Record list:

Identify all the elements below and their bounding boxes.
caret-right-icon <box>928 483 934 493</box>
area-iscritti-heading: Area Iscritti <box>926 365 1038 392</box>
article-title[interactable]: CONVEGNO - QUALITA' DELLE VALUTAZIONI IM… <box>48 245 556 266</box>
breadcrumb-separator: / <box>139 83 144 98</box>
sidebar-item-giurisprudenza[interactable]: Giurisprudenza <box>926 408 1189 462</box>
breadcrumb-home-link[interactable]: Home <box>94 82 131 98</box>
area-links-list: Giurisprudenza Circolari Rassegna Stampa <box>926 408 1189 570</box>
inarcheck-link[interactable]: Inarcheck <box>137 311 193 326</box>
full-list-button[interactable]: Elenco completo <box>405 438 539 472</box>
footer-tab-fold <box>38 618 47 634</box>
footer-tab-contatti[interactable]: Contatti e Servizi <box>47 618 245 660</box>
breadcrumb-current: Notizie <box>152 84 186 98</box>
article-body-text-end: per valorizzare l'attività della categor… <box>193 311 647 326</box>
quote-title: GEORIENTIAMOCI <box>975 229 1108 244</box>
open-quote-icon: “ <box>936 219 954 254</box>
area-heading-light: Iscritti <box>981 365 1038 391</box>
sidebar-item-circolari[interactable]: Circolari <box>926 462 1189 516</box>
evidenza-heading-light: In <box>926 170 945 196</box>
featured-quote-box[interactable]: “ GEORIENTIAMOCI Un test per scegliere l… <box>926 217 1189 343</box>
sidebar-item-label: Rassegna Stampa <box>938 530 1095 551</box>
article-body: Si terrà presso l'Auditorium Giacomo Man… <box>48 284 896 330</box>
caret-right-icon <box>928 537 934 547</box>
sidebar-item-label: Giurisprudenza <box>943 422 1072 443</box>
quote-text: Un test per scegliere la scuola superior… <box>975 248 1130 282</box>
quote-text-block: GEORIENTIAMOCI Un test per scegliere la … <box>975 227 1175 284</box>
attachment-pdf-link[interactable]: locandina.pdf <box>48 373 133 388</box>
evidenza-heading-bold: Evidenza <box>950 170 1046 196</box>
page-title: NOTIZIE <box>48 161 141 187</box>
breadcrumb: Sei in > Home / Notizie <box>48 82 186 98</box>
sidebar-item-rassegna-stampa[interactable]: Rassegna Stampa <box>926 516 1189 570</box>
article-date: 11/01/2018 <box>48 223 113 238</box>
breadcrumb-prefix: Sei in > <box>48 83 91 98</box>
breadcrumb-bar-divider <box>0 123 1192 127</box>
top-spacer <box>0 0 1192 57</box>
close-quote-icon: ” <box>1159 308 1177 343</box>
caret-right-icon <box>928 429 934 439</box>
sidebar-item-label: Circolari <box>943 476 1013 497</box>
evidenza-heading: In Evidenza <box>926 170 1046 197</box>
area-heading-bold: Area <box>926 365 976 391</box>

Task requirements: Lay out each line of the listing above as a Markdown table with two columns, Row and Line, numbering the rows in order and omitting any blank lines.

Expected answer:
| Row | Line |
|---|---|
| 1 | Identify all the elements below and their bounding boxes. |
| 2 | caret-right-icon <box>928 483 934 493</box> |
| 3 | area-iscritti-heading: Area Iscritti <box>926 365 1038 392</box> |
| 4 | article-title[interactable]: CONVEGNO - QUALITA' DELLE VALUTAZIONI IM… <box>48 245 556 266</box> |
| 5 | breadcrumb-separator: / <box>139 83 144 98</box> |
| 6 | sidebar-item-giurisprudenza[interactable]: Giurisprudenza <box>926 408 1189 462</box> |
| 7 | breadcrumb-home-link[interactable]: Home <box>94 82 131 98</box> |
| 8 | area-links-list: Giurisprudenza Circolari Rassegna Stampa <box>926 408 1189 570</box> |
| 9 | inarcheck-link[interactable]: Inarcheck <box>137 311 193 326</box> |
| 10 | full-list-button[interactable]: Elenco completo <box>405 438 539 472</box> |
| 11 | footer-tab-fold <box>38 618 47 634</box> |
| 12 | footer-tab-contatti[interactable]: Contatti e Servizi <box>47 618 245 660</box> |
| 13 | breadcrumb-current: Notizie <box>152 84 186 98</box> |
| 14 | article-body-text-end: per valorizzare l'attività della categor… <box>193 311 647 326</box> |
| 15 | quote-title: GEORIENTIAMOCI <box>975 229 1108 244</box> |
| 16 | open-quote-icon: “ <box>936 219 954 254</box> |
| 17 | area-heading-light: Iscritti <box>981 365 1038 391</box> |
| 18 | sidebar-item-circolari[interactable]: Circolari <box>926 462 1189 516</box> |
| 19 | evidenza-heading-light: In <box>926 170 945 196</box> |
| 20 | featured-quote-box[interactable]: “ GEORIENTIAMOCI Un test per scegliere l… <box>926 217 1189 343</box> |
| 21 | sidebar-item-label: Rassegna Stampa <box>938 530 1095 551</box> |
| 22 | article-body: Si terrà presso l'Auditorium Giacomo Man… <box>48 284 896 330</box> |
| 23 | caret-right-icon <box>928 537 934 547</box> |
| 24 | sidebar-item-label: Giurisprudenza <box>943 422 1072 443</box> |
| 25 | quote-text: Un test per scegliere la scuola superior… <box>975 248 1130 282</box> |
| 26 | quote-text-block: GEORIENTIAMOCI Un test per scegliere la … <box>975 227 1175 284</box> |
| 27 | attachment-pdf-link[interactable]: locandina.pdf <box>48 373 133 388</box> |
| 28 | evidenza-heading-bold: Evidenza <box>950 170 1046 196</box> |
| 29 | page-title: NOTIZIE <box>48 161 141 187</box> |
| 30 | breadcrumb: Sei in > Home / Notizie <box>48 82 186 98</box> |
| 31 | sidebar-item-rassegna-stampa[interactable]: Rassegna Stampa <box>926 516 1189 570</box> |
| 32 | article-date: 11/01/2018 <box>48 223 113 238</box> |
| 33 | breadcrumb-prefix: Sei in > <box>48 83 91 98</box> |
| 34 | breadcrumb-bar-divider <box>0 123 1192 127</box> |
| 35 | top-spacer <box>0 0 1192 57</box> |
| 36 | close-quote-icon: ” <box>1159 308 1177 343</box> |
| 37 | caret-right-icon <box>928 429 934 439</box> |
| 38 | sidebar-item-label: Circolari <box>943 476 1013 497</box> |
| 39 | evidenza-heading: In Evidenza <box>926 170 1046 197</box> |
| 40 | area-heading-bold: Area <box>926 365 976 391</box> |